## EXERCISE DESCRIPTION
Note each line that includes the word "with". Copy those lines.

## THE RECORDS

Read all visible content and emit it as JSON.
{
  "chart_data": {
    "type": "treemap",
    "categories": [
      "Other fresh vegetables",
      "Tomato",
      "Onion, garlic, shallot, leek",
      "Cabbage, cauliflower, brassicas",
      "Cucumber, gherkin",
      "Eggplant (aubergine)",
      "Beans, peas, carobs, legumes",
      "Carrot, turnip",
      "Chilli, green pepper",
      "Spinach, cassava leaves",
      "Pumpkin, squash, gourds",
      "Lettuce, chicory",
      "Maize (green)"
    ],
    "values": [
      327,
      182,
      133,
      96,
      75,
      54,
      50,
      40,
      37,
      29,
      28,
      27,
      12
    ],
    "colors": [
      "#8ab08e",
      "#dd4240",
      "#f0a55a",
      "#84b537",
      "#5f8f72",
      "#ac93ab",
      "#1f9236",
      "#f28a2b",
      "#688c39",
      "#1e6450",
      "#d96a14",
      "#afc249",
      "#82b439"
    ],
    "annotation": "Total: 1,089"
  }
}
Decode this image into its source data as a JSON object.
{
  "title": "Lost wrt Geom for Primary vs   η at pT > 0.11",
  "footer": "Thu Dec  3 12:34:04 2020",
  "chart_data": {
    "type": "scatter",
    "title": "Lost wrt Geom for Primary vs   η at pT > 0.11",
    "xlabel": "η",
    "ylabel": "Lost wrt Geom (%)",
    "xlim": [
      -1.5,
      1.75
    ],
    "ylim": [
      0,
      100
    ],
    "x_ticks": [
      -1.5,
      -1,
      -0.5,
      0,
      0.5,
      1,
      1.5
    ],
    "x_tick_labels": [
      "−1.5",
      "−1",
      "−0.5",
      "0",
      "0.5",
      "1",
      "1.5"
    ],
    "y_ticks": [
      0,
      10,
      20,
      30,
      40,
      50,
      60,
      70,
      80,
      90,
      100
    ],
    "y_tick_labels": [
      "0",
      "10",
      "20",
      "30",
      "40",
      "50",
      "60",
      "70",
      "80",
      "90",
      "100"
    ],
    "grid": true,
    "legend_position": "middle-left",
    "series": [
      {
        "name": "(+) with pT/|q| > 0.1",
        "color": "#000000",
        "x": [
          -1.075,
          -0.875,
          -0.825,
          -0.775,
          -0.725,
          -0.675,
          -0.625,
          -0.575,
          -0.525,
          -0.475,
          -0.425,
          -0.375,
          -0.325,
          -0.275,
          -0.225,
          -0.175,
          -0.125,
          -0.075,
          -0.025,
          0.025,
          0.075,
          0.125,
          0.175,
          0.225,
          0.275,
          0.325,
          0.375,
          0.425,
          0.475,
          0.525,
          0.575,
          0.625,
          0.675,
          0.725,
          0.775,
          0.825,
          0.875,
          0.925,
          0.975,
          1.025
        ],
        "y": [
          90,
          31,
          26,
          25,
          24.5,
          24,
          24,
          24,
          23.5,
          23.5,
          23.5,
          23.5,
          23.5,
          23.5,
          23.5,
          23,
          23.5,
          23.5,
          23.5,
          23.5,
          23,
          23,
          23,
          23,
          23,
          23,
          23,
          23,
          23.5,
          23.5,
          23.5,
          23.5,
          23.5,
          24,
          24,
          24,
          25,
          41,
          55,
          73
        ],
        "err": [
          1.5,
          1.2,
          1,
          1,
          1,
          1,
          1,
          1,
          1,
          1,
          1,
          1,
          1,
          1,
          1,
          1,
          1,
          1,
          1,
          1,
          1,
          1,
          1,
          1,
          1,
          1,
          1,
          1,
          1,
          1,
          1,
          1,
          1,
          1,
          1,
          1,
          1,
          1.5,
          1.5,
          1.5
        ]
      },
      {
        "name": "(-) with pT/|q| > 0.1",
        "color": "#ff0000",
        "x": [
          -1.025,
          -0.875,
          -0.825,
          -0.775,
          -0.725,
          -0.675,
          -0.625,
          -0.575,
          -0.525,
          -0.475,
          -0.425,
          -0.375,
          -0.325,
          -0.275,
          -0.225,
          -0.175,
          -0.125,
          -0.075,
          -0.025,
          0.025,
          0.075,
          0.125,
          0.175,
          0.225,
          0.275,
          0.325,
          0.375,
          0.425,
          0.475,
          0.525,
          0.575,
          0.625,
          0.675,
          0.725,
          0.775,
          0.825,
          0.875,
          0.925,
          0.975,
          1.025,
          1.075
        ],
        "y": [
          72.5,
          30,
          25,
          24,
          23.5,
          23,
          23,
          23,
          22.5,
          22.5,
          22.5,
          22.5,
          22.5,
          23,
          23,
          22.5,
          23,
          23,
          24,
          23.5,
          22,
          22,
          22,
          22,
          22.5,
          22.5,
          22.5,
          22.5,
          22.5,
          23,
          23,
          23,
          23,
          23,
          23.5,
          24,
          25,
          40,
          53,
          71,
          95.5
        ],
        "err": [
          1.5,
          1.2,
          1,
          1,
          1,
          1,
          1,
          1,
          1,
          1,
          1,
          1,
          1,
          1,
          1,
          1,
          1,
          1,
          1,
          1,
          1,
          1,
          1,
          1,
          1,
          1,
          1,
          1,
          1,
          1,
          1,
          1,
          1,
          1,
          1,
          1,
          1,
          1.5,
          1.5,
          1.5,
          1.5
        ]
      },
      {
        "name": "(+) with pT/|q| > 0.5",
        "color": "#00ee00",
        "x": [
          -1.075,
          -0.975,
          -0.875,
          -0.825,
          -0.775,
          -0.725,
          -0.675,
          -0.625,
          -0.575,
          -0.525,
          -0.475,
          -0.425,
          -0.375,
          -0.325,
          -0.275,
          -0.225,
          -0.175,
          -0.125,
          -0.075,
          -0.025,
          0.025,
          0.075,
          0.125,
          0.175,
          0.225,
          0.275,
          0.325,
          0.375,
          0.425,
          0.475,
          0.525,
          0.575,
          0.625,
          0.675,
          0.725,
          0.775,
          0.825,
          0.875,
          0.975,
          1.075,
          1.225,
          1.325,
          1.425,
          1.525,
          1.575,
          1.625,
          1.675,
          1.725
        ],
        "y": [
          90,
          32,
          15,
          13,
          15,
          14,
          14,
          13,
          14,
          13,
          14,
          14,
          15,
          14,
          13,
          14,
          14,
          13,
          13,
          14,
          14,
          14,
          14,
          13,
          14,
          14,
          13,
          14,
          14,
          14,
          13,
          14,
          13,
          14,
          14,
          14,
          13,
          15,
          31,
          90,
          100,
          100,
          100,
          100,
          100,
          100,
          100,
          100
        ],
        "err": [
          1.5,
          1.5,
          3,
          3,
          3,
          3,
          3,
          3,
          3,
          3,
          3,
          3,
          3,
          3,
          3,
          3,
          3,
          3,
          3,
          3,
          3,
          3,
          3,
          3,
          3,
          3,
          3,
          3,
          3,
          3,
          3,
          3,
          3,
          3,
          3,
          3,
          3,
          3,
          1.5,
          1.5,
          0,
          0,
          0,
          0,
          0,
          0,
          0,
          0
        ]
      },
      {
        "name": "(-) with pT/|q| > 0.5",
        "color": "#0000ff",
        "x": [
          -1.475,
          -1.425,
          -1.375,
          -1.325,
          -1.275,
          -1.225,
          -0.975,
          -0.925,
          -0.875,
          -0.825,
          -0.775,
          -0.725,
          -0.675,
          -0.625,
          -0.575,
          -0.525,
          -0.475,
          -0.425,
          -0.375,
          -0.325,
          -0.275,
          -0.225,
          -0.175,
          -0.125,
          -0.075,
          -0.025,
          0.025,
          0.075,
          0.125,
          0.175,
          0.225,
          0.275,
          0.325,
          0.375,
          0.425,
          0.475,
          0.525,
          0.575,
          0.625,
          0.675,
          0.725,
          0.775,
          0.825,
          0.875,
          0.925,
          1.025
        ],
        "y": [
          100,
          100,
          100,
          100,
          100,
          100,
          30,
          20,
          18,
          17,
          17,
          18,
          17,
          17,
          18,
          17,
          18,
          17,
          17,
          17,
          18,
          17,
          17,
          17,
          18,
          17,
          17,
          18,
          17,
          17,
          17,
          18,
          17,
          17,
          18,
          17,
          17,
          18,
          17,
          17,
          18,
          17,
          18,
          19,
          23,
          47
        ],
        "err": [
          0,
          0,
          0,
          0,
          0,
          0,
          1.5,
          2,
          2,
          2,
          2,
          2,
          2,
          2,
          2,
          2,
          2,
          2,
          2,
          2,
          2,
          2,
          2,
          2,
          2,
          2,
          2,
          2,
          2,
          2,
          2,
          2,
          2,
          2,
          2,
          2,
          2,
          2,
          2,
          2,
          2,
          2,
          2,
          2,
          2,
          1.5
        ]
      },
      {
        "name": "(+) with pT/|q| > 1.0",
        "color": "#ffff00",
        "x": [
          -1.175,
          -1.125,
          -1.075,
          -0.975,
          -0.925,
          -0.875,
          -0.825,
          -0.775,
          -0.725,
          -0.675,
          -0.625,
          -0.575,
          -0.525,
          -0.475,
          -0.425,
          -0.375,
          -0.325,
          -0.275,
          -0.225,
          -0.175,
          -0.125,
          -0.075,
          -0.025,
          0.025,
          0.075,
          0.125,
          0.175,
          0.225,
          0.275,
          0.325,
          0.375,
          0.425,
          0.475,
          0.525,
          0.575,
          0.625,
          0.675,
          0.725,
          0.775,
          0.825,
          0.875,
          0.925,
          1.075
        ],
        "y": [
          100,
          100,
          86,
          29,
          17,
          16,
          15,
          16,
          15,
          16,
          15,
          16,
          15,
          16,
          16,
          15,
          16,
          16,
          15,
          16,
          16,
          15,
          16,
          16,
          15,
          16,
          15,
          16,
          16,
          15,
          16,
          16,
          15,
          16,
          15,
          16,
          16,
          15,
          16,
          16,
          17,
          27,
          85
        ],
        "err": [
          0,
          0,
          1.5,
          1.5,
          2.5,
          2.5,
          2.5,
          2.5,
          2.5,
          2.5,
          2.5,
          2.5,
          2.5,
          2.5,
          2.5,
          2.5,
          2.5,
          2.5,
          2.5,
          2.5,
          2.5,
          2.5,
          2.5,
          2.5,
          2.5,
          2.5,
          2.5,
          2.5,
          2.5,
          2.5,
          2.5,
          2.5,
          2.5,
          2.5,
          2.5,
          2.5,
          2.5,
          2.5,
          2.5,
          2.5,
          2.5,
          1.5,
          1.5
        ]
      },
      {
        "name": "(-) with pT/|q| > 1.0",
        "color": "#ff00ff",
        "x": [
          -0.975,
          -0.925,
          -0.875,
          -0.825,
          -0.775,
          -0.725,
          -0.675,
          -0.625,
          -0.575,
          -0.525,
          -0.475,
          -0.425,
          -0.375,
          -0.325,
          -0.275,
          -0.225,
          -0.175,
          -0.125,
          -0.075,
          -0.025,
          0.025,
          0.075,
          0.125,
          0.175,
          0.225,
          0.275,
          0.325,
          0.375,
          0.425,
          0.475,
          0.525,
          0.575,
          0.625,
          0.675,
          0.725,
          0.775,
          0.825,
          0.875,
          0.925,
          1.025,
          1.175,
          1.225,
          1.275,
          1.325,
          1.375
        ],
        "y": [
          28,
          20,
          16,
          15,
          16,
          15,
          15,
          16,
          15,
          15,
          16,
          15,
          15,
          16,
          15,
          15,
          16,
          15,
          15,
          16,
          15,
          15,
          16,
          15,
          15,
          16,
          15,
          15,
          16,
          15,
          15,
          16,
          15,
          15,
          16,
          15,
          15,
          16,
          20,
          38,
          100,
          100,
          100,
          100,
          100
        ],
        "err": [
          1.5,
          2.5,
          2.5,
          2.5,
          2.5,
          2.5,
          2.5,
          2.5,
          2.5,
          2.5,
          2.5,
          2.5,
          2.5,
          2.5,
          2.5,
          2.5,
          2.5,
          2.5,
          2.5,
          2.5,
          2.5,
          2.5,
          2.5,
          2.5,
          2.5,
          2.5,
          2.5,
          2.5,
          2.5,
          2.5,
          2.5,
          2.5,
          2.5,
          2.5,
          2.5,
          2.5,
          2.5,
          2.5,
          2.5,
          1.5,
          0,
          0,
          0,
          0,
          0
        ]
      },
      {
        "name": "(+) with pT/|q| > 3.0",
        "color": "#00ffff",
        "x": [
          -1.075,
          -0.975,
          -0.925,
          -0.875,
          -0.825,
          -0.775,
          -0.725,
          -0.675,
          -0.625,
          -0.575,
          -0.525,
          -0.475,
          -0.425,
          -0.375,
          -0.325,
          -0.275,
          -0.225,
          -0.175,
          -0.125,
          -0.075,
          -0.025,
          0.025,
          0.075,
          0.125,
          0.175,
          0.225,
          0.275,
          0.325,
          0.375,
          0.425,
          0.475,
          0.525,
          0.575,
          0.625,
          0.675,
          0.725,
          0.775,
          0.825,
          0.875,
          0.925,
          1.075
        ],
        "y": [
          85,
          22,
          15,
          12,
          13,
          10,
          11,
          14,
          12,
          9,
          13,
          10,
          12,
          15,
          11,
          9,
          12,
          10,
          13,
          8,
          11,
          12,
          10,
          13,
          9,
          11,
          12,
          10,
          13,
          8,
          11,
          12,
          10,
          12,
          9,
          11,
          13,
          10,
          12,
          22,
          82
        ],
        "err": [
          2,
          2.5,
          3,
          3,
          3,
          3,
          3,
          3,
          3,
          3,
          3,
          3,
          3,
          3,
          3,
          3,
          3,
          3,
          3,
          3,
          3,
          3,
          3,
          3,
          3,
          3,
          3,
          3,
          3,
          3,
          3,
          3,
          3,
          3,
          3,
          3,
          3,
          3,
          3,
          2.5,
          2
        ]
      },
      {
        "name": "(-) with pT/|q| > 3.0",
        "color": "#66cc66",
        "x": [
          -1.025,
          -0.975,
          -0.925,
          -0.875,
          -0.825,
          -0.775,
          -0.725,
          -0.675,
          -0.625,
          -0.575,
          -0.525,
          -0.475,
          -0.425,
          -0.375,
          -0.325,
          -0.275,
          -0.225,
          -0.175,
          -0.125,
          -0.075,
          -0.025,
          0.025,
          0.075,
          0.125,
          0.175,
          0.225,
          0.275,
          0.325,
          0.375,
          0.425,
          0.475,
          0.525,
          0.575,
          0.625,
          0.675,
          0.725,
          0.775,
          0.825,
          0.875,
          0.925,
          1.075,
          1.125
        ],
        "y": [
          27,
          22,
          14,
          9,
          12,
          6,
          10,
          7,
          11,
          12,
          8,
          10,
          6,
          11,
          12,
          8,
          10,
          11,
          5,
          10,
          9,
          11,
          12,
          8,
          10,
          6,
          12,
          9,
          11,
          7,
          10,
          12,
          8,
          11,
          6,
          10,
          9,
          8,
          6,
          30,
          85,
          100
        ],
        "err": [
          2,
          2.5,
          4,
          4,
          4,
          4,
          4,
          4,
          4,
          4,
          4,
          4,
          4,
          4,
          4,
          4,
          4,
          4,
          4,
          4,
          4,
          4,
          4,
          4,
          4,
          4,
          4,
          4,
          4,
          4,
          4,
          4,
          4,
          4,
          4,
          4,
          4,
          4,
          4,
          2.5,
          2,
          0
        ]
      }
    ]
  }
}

## RESULT
        "name": "(+) with pT/|q| > 0.1",
        "name": "(-) with pT/|q| > 0.1",
        "name": "(+) with pT/|q| > 0.5",
        "name": "(-) with pT/|q| > 0.5",
        "name": "(+) with pT/|q| > 1.0",
        "name": "(-) with pT/|q| > 1.0",
        "name": "(+) with pT/|q| > 3.0",
        "name": "(-) with pT/|q| > 3.0",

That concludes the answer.